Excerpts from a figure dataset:
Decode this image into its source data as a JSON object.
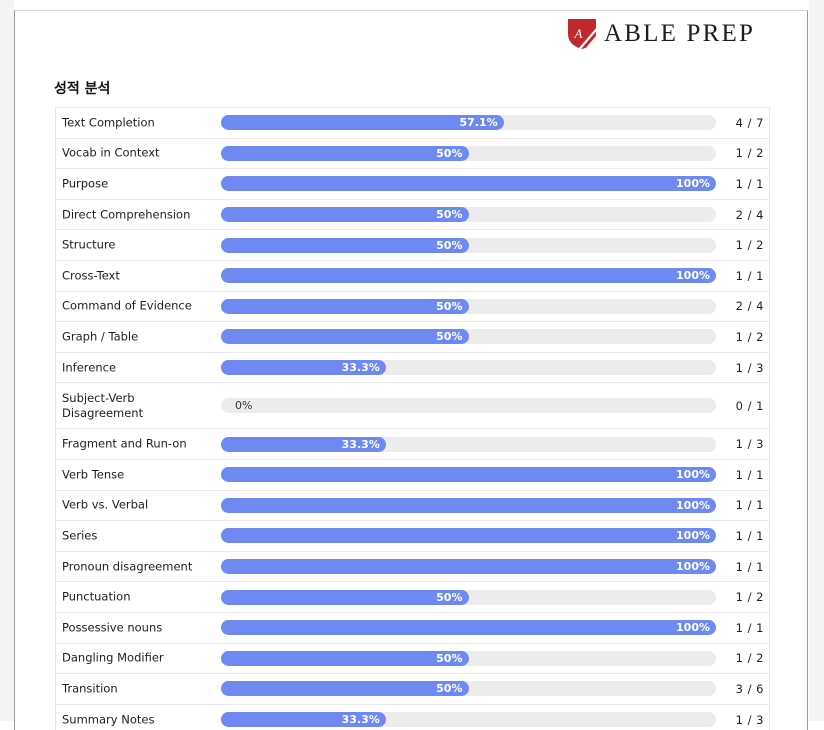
{
  "brand": {
    "name": "ABLE PREP",
    "logo_letter": "A"
  },
  "section_title": "성적 분석",
  "rows": [
    {
      "label": "Text Completion",
      "percent_label": "57.1%",
      "fraction": 0.571,
      "score": "4 / 7"
    },
    {
      "label": "Vocab in Context",
      "percent_label": "50%",
      "fraction": 0.5,
      "score": "1 / 2"
    },
    {
      "label": "Purpose",
      "percent_label": "100%",
      "fraction": 1.0,
      "score": "1 / 1"
    },
    {
      "label": "Direct Comprehension",
      "percent_label": "50%",
      "fraction": 0.5,
      "score": "2 / 4"
    },
    {
      "label": "Structure",
      "percent_label": "50%",
      "fraction": 0.5,
      "score": "1 / 2"
    },
    {
      "label": "Cross-Text",
      "percent_label": "100%",
      "fraction": 1.0,
      "score": "1 / 1"
    },
    {
      "label": "Command of Evidence",
      "percent_label": "50%",
      "fraction": 0.5,
      "score": "2 / 4"
    },
    {
      "label": "Graph / Table",
      "percent_label": "50%",
      "fraction": 0.5,
      "score": "1 / 2"
    },
    {
      "label": "Inference",
      "percent_label": "33.3%",
      "fraction": 0.333,
      "score": "1 / 3"
    },
    {
      "label": "Subject-Verb Disagreement",
      "percent_label": "0%",
      "fraction": 0.0,
      "score": "0 / 1",
      "tall": true
    },
    {
      "label": "Fragment and Run-on",
      "percent_label": "33.3%",
      "fraction": 0.333,
      "score": "1 / 3"
    },
    {
      "label": "Verb Tense",
      "percent_label": "100%",
      "fraction": 1.0,
      "score": "1 / 1"
    },
    {
      "label": "Verb vs. Verbal",
      "percent_label": "100%",
      "fraction": 1.0,
      "score": "1 / 1"
    },
    {
      "label": "Series",
      "percent_label": "100%",
      "fraction": 1.0,
      "score": "1 / 1"
    },
    {
      "label": "Pronoun disagreement",
      "percent_label": "100%",
      "fraction": 1.0,
      "score": "1 / 1"
    },
    {
      "label": "Punctuation",
      "percent_label": "50%",
      "fraction": 0.5,
      "score": "1 / 2"
    },
    {
      "label": "Possessive nouns",
      "percent_label": "100%",
      "fraction": 1.0,
      "score": "1 / 1"
    },
    {
      "label": "Dangling Modifier",
      "percent_label": "50%",
      "fraction": 0.5,
      "score": "1 / 2"
    },
    {
      "label": "Transition",
      "percent_label": "50%",
      "fraction": 0.5,
      "score": "3 / 6"
    },
    {
      "label": "Summary Notes",
      "percent_label": "33.3%",
      "fraction": 0.333,
      "score": "1 / 3"
    }
  ],
  "colors": {
    "bar_fill": "#6e8af2",
    "bar_track": "#ececec",
    "logo_red": "#c0282d"
  }
}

— EXERCISE DETAILS —
Pick out all lines containing the string "Verb".

— WRITTEN RESPONSE —
      "label": "Subject-Verb Disagreement",
      "label": "Verb Tense",
      "label": "Verb vs. Verbal",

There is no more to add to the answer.